> Extracted material:
▼
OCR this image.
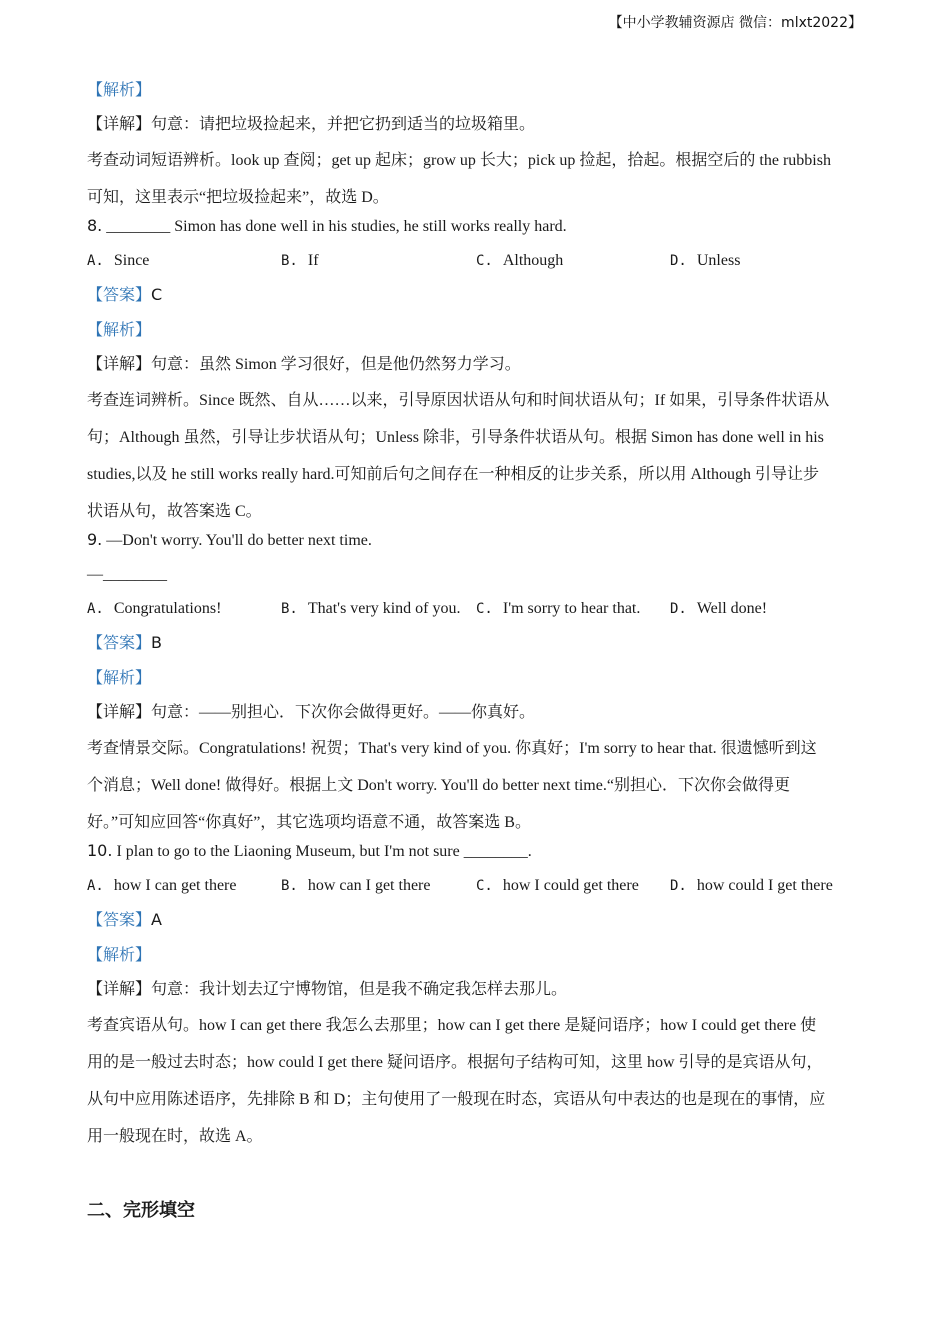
【中小学教辅资源店 微信：mlxt2022】
【解析】
【详解】句意：请把垃圾捡起来，并把它扔到适当的垃圾箱里。
考查动词短语辨析。look up 查阅；get up 起床；grow up 长大；pick up 捡起，拾起。根据空后的 the rubbish
可知，这里表示“把垃圾捡起来”，故选 D。
8. ________ Simon has done well in his studies, he still works really hard.
A. Since	B. If	C. Although	D. Unless
【答案】C
【解析】
【详解】句意：虽然 Simon 学习很好，但是他仍然努力学习。
考查连词辨析。Since 既然、自从……以来，引导原因状语从句和时间状语从句；If 如果，引导条件状语从
句；Although 虽然，引导让步状语从句；Unless 除非，引导条件状语从句。根据 Simon has done well in his
studies,以及 he still works really hard.可知前后句之间存在一种相反的让步关系，所以用 Although 引导让步
状语从句，故答案选 C。
9. —Don't worry. You'll do better next time.
—________
A. Congratulations!	B. That's very kind of you. C. I'm sorry to hear that. D. Well done!
【答案】B
【解析】
【详解】句意：——别担心．下次你会做得更好。——你真好。
考查情景交际。Congratulations! 祝贺；That's very kind of you. 你真好；I'm sorry to hear that. 很遗憾听到这
个消息；Well done! 做得好。根据上文 Don't worry. You'll do better next time.“别担心．下次你会做得更
好。”可知应回答“你真好”，其它选项均语意不通，故答案选 B。
10. I plan to go to the Liaoning Museum, but I'm not sure ________.
A. how I can get there	B. how can I get there	C. how I could get there D. how could I get there
【答案】A
【解析】
【详解】句意：我计划去辽宁博物馆，但是我不确定我怎样去那儿。
考查宾语从句。how I can get there 我怎么去那里；how can I get there 是疑问语序；how I could get there 使
用的是一般过去时态；how could I get there 疑问语序。根据句子结构可知，这里 how 引导的是宾语从句，
从句中应用陈述语序，先排除 B 和 D；主句使用了一般现在时态，宾语从句中表达的也是现在的事情，应
用一般现在时，故选 A。
二、完形填空
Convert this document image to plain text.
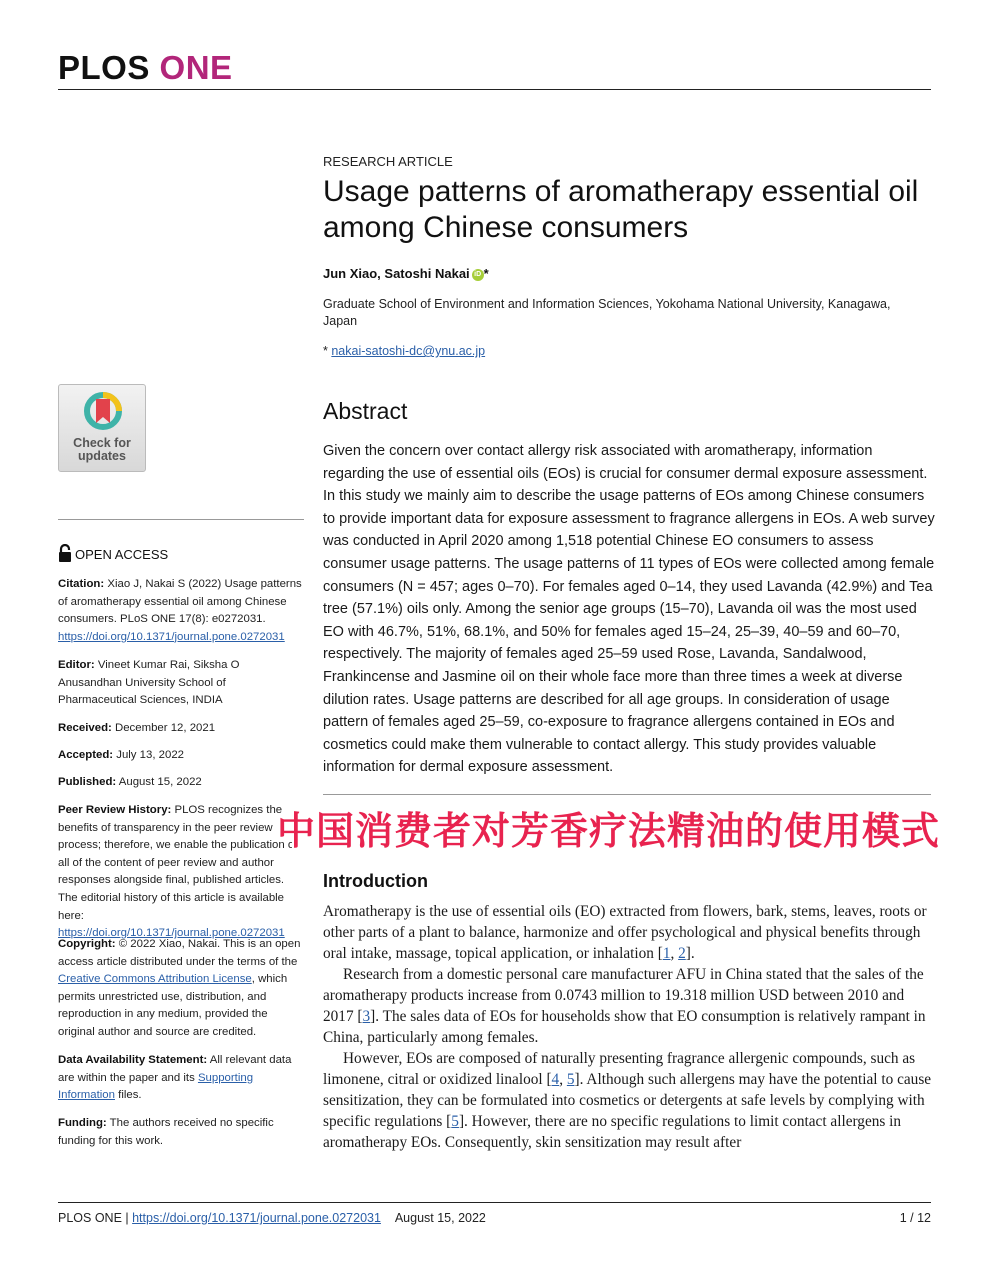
PLOS ONE
RESEARCH ARTICLE
Usage patterns of aromatherapy essential oil among Chinese consumers
Jun Xiao, Satoshi Nakai iD *
Graduate School of Environment and Information Sciences, Yokohama National University, Kanagawa, Japan
* nakai-satoshi-dc@ynu.ac.jp
Check for
updates
OPEN ACCESS
Citation: Xiao J, Nakai S (2022) Usage patterns of aromatherapy essential oil among Chinese consumers. PLoS ONE 17(8): e0272031. https://doi.org/10.1371/journal.pone.0272031
Editor: Vineet Kumar Rai, Siksha O Anusandhan University School of Pharmaceutical Sciences, INDIA
Received: December 12, 2021
Accepted: July 13, 2022
Published: August 15, 2022
Peer Review History: PLOS recognizes the benefits of transparency in the peer review process; therefore, we enable the publication of all of the content of peer review and author responses alongside final, published articles. The editorial history of this article is available here: https://doi.org/10.1371/journal.pone.0272031
Copyright: © 2022 Xiao, Nakai. This is an open access article distributed under the terms of the Creative Commons Attribution License, which permits unrestricted use, distribution, and reproduction in any medium, provided the original author and source are credited.
Data Availability Statement: All relevant data are within the paper and its Supporting Information files.
Funding: The authors received no specific funding for this work.
Abstract
Given the concern over contact allergy risk associated with aromatherapy, information regarding the use of essential oils (EOs) is crucial for consumer dermal exposure assessment. In this study we mainly aim to describe the usage patterns of EOs among Chinese consumers to provide important data for exposure assessment to fragrance allergens in EOs. A web survey was conducted in April 2020 among 1,518 potential Chinese EO consumers to assess consumer usage patterns. The usage patterns of 11 types of EOs were collected among female consumers (N = 457; ages 0–70). For females aged 0–14, they used Lavanda (42.9%) and Tea tree (57.1%) oils only. Among the senior age groups (15–70), Lavanda oil was the most used EO with 46.7%, 51%, 68.1%, and 50% for females aged 15–24, 25–39, 40–59 and 60–70, respectively. The majority of females aged 25–59 used Rose, Lavanda, Sandalwood, Frankincense and Jasmine oil on their whole face more than three times a week at diverse dilution rates. Usage patterns are described for all age groups. In consideration of usage pattern of females aged 25–59, co-exposure to fragrance allergens contained in EOs and cosmetics could make them vulnerable to contact allergy. This study provides valuable information for dermal exposure assessment.
中国消费者对芳香疗法精油的使用模式
Introduction
Aromatherapy is the use of essential oils (EO) extracted from flowers, bark, stems, leaves, roots or other parts of a plant to balance, harmonize and offer psychological and physical benefits through oral intake, massage, topical application, or inhalation [1, 2].
Research from a domestic personal care manufacturer AFU in China stated that the sales of the aromatherapy products increase from 0.0743 million to 19.318 million USD between 2010 and 2017 [3]. The sales data of EOs for households show that EO consumption is relatively rampant in China, particularly among females.
However, EOs are composed of naturally presenting fragrance allergenic compounds, such as limonene, citral or oxidized linalool [4, 5]. Although such allergens may have the potential to cause sensitization, they can be formulated into cosmetics or detergents at safe levels by complying with specific regulations [5]. However, there are no specific regulations to limit contact allergens in aromatherapy EOs. Consequently, skin sensitization may result after
PLOS ONE | https://doi.org/10.1371/journal.pone.0272031 August 15, 2022	1 / 12
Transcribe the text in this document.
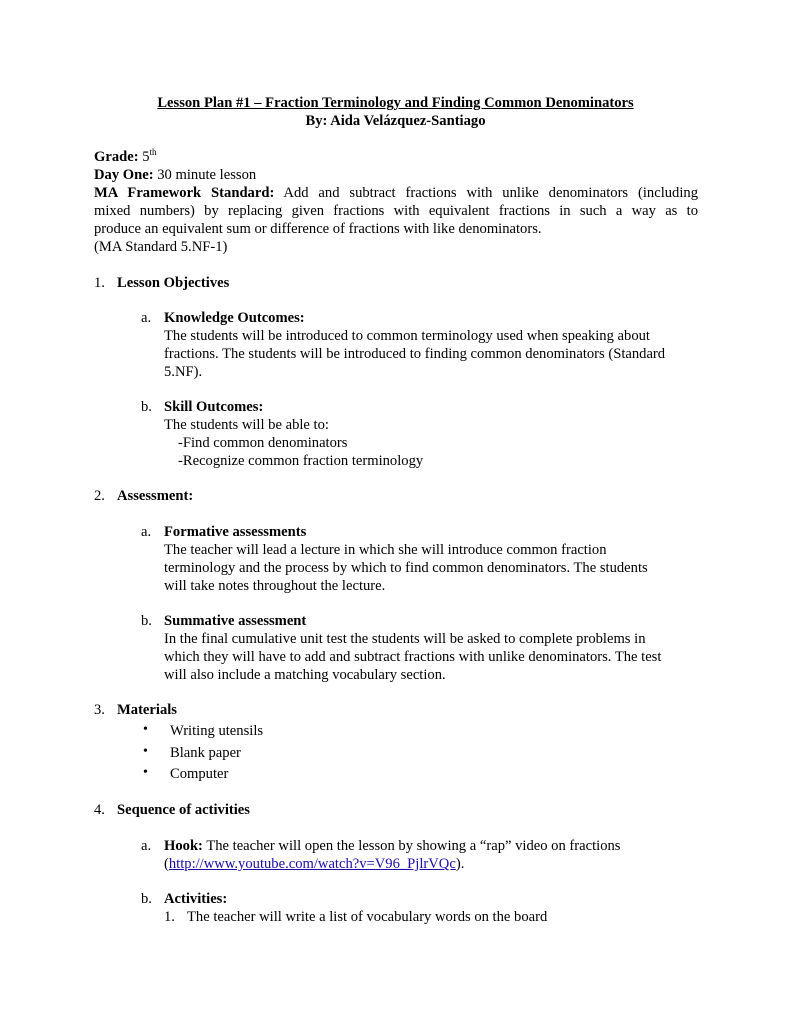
Lesson Plan #1 – Fraction Terminology and Finding Common Denominators
By: Aida Velázquez-Santiago
Grade: 5th
Day One: 30 minute lesson
MA Framework Standard: Add and subtract fractions with unlike denominators (including
mixed numbers) by replacing given fractions with equivalent fractions in such a way as to
produce an equivalent sum or difference of fractions with like denominators.
(MA Standard 5.NF-1)
1. Lesson Objectives
a. Knowledge Outcomes:
The students will be introduced to common terminology used when speaking about
fractions. The students will be introduced to finding common denominators (Standard
5.NF).
b. Skill Outcomes:
The students will be able to:
-Find common denominators
-Recognize common fraction terminology
2. Assessment:
a. Formative assessments
The teacher will lead a lecture in which she will introduce common fraction
terminology and the process by which to find common denominators. The students
will take notes throughout the lecture.
b. Summative assessment
In the final cumulative unit test the students will be asked to complete problems in
which they will have to add and subtract fractions with unlike denominators. The test
will also include a matching vocabulary section.
3. Materials
• Writing utensils
• Blank paper
• Computer
4. Sequence of activities
a. Hook: The teacher will open the lesson by showing a “rap” video on fractions
(http://www.youtube.com/watch?v=V96_PjlrVQc).
b. Activities:
1. The teacher will write a list of vocabulary words on the board
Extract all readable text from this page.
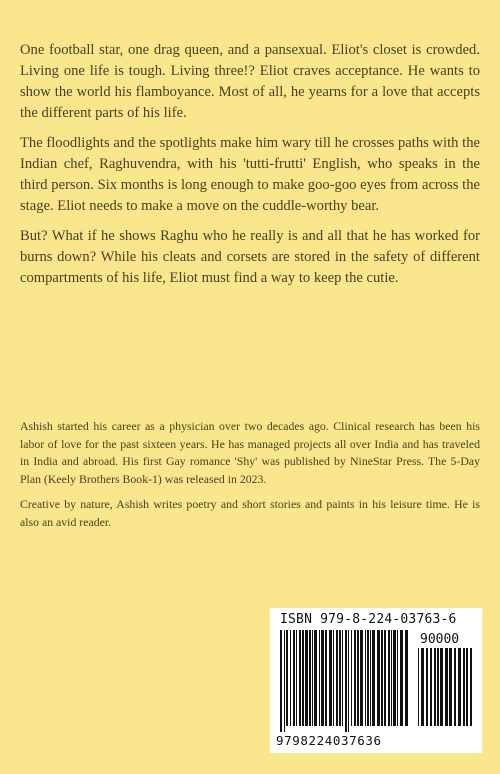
One football star, one drag queen, and a pansexual. Eliot's closet is crowded. Living one life is tough. Living three!? Eliot craves acceptance. He wants to show the world his flamboyance. Most of all, he yearns for a love that accepts the different parts of his life.

The floodlights and the spotlights make him wary till he crosses paths with the Indian chef, Raghuvendra, with his 'tutti-frutti' English, who speaks in the third person. Six months is long enough to make goo-goo eyes from across the stage. Eliot needs to make a move on the cuddle-worthy bear.

But? What if he shows Raghu who he really is and all that he has worked for burns down? While his cleats and corsets are stored in the safety of different compartments of his life, Eliot must find a way to keep the cutie.

Ashish started his career as a physician over two decades ago. Clinical research has been his labor of love for the past sixteen years. He has managed projects all over India and has traveled in India and abroad. His first Gay romance 'Shy' was published by NineStar Press. The 5-Day Plan (Keely Brothers Book-1) was released in 2023.

Creative by nature, Ashish writes poetry and short stories and paints in his leisure time. He is also an avid reader.

ISBN 979-8-224-03763-6
90000
9798224037636
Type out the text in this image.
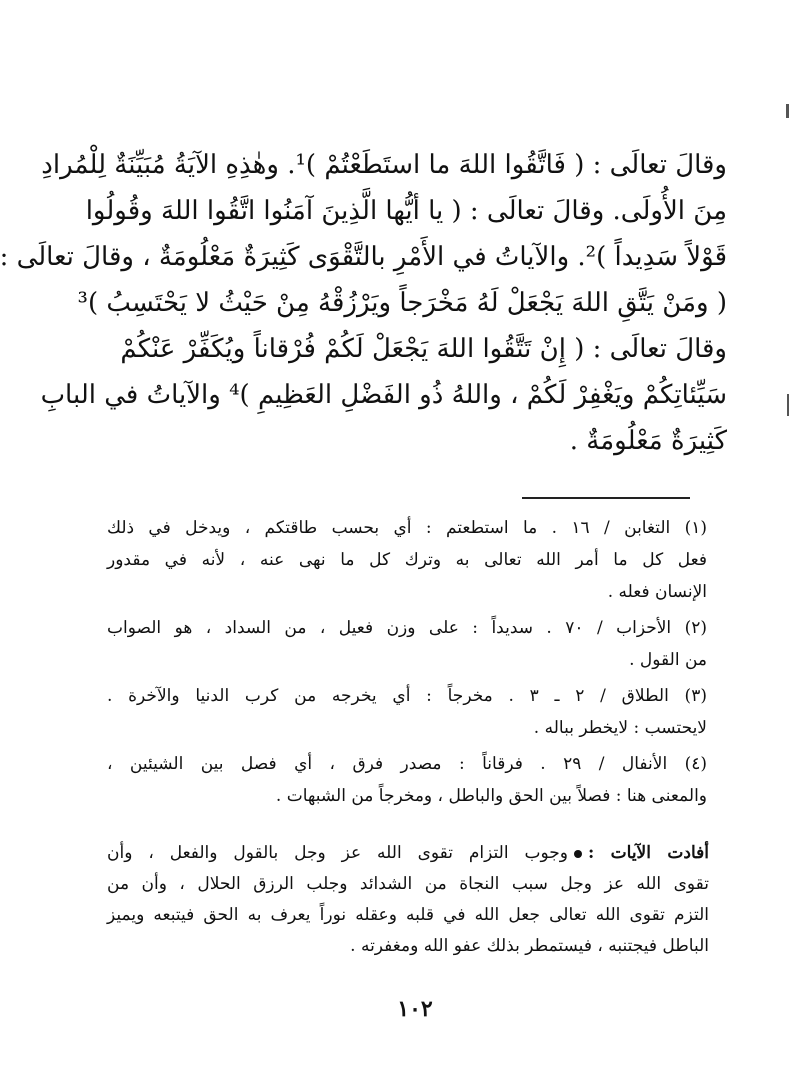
وقالَ تعالَى : ( فَاتَّقُوا اللهَ ما استَطَعْتُمْ )¹. وهٰذِهِ الآيَةُ مُبَيِّنَةٌ لِلْمُرادِ
مِنَ الأُولَى. وقالَ تعالَى : ( يا أيُّها الَّذِينَ آمَنُوا اتَّقُوا اللهَ وقُولُوا
قَوْلاً سَدِيداً )². والآياتُ في الأَمْرِ بالتَّقْوَى كَثِيرَةٌ مَعْلُومَةٌ ، وقالَ تعالَى :
( ومَنْ يَتَّقِ اللهَ يَجْعَلْ لَهُ مَخْرَجاً ويَرْزُقْهُ مِنْ حَيْثُ لا يَحْتَسِبُ )³
وقالَ تعالَى : ( إِنْ تَتَّقُوا اللهَ يَجْعَلْ لَكُمْ فُرْقاناً ويُكَفِّرْ عَنْكُمْ
سَيِّئاتِكُمْ ويَغْفِرْ لَكُمْ ، واللهُ ذُو الفَضْلِ العَظِيمِ )⁴ والآياتُ في البابِ
كَثِيرَةٌ مَعْلُومَةٌ .
(١) التغابن / ١٦ . ما استطعتم : أي بحسب طاقتكم ، ويدخل في ذلك
فعل كل ما أمر الله تعالى به وترك كل ما نهى عنه ، لأنه في مقدور
الإنسان فعله .
(٢) الأحزاب / ٧٠ . سديداً : على وزن فعيل ، من السداد ، هو الصواب
من القول .
(٣) الطلاق / ٢ ـ ٣ . مخرجاً : أي يخرجه من كرب الدنيا والآخرة .
لايحتسب : لايخطر بباله .
(٤) الأنفال / ٢٩ . فرقاناً : مصدر فرق ، أي فصل بين الشيئين ،
والمعنى هنا : فصلاً بين الحق والباطل ، ومخرجاً من الشبهات .
أفادت الآيات :وجوب التزام تقوى الله عز وجل بالقول والفعل ، وأن
تقوى الله عز وجل سبب النجاة من الشدائد وجلب الرزق الحلال ، وأن من
التزم تقوى الله تعالى جعل الله في قلبه وعقله نوراً يعرف به الحق فيتبعه ويميز
الباطل فيجتنبه ، فيستمطر بذلك عفو الله ومغفرته .
١٠٢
▲
> Set task:
Look over the listing. Pull out every line with the string "done" in it.

> Solved exercise:
8. ________ Simon has done well in his studies, he still works really hard.
句；Although 虽然，引导让步状语从句；Unless 除非，引导条件状语从句。根据 Simon has done well in his
A. Congratulations!	B. That's very kind of you. C. I'm sorry to hear that. D. Well done!
个消息；Well done! 做得好。根据上文 Don't worry. You'll do better next time.“别担心．下次你会做得更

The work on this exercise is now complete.